Given request:
Pictures aside, write out every record exactly as it appears.

[BEGIN Provided entries]

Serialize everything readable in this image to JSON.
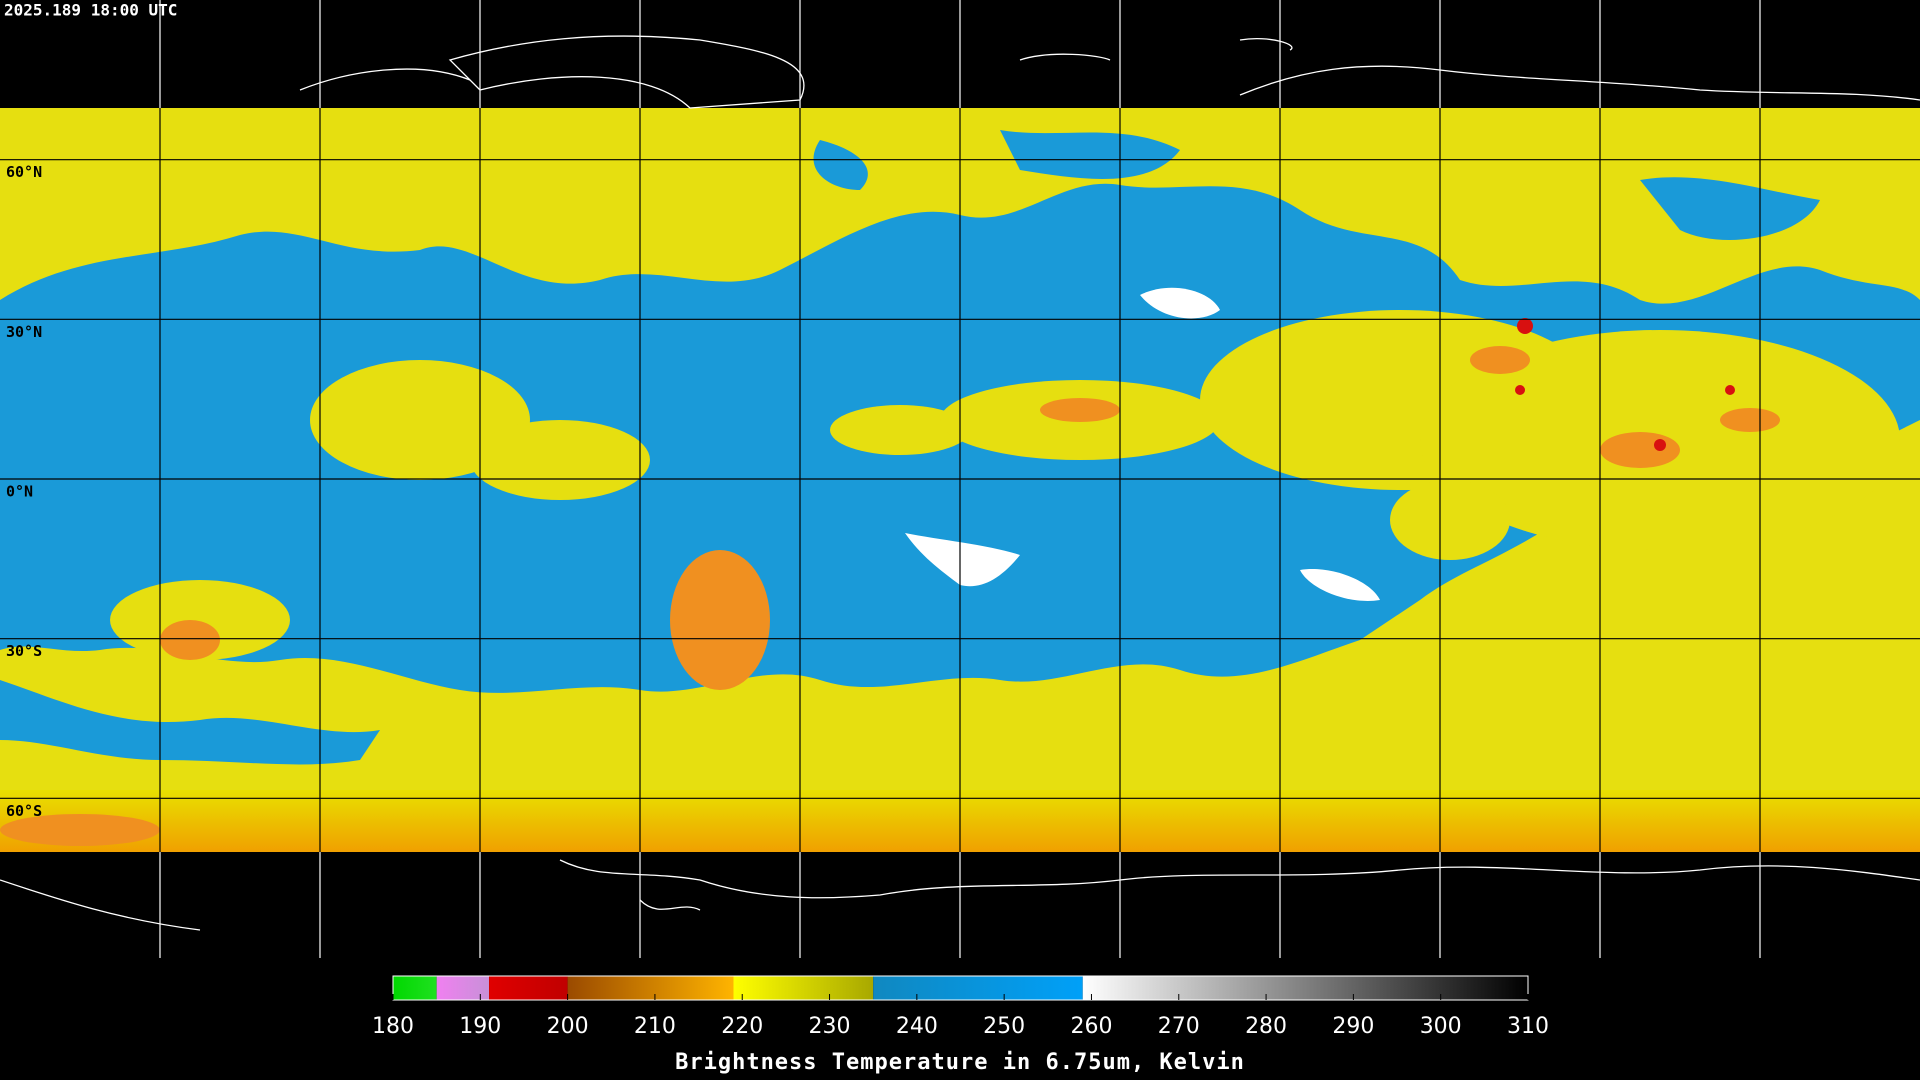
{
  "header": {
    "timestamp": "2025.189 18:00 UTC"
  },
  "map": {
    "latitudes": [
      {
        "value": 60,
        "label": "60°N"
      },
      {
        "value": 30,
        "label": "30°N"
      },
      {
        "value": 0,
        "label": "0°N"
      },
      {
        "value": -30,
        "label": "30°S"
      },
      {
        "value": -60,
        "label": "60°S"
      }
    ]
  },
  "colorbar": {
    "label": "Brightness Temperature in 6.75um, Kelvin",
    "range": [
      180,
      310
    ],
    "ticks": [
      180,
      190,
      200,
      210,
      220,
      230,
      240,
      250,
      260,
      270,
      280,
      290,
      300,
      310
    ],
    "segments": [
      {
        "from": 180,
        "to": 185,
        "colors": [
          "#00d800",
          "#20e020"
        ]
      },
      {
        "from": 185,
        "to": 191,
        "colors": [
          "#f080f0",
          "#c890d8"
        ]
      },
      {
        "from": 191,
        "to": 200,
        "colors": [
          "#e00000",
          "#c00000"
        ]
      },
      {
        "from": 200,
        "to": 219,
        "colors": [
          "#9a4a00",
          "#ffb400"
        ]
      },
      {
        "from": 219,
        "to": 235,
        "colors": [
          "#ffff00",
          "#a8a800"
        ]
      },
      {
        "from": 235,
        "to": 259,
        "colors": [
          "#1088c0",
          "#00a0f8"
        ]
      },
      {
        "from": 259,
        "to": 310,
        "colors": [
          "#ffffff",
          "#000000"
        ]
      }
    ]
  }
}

[END Provided entries]

Task response:
Serialize everything readable in this image to JSON.
{
  "header": {
    "timestamp": "2025.189 18:00 UTC"
  },
  "map": {
    "latitudes": [
      {
        "value": 60,
        "label": "60°N"
      },
      {
        "value": 30,
        "label": "30°N"
      },
      {
        "value": 0,
        "label": "0°N"
      },
      {
        "value": -30,
        "label": "30°S"
      },
      {
        "value": -60,
        "label": "60°S"
      }
    ]
  },
  "colorbar": {
    "label": "Brightness Temperature in 6.75um, Kelvin",
    "range": [
      180,
      310
    ],
    "ticks": [
      180,
      190,
      200,
      210,
      220,
      230,
      240,
      250,
      260,
      270,
      280,
      290,
      300,
      310
    ],
    "segments": [
      {
        "from": 180,
        "to": 185,
        "colors": [
          "#00d800",
          "#20e020"
        ]
      },
      {
        "from": 185,
        "to": 191,
        "colors": [
          "#f080f0",
          "#c890d8"
        ]
      },
      {
        "from": 191,
        "to": 200,
        "colors": [
          "#e00000",
          "#c00000"
        ]
      },
      {
        "from": 200,
        "to": 219,
        "colors": [
          "#9a4a00",
          "#ffb400"
        ]
      },
      {
        "from": 219,
        "to": 235,
        "colors": [
          "#ffff00",
          "#a8a800"
        ]
      },
      {
        "from": 235,
        "to": 259,
        "colors": [
          "#1088c0",
          "#00a0f8"
        ]
      },
      {
        "from": 259,
        "to": 310,
        "colors": [
          "#ffffff",
          "#000000"
        ]
      }
    ]
  }
}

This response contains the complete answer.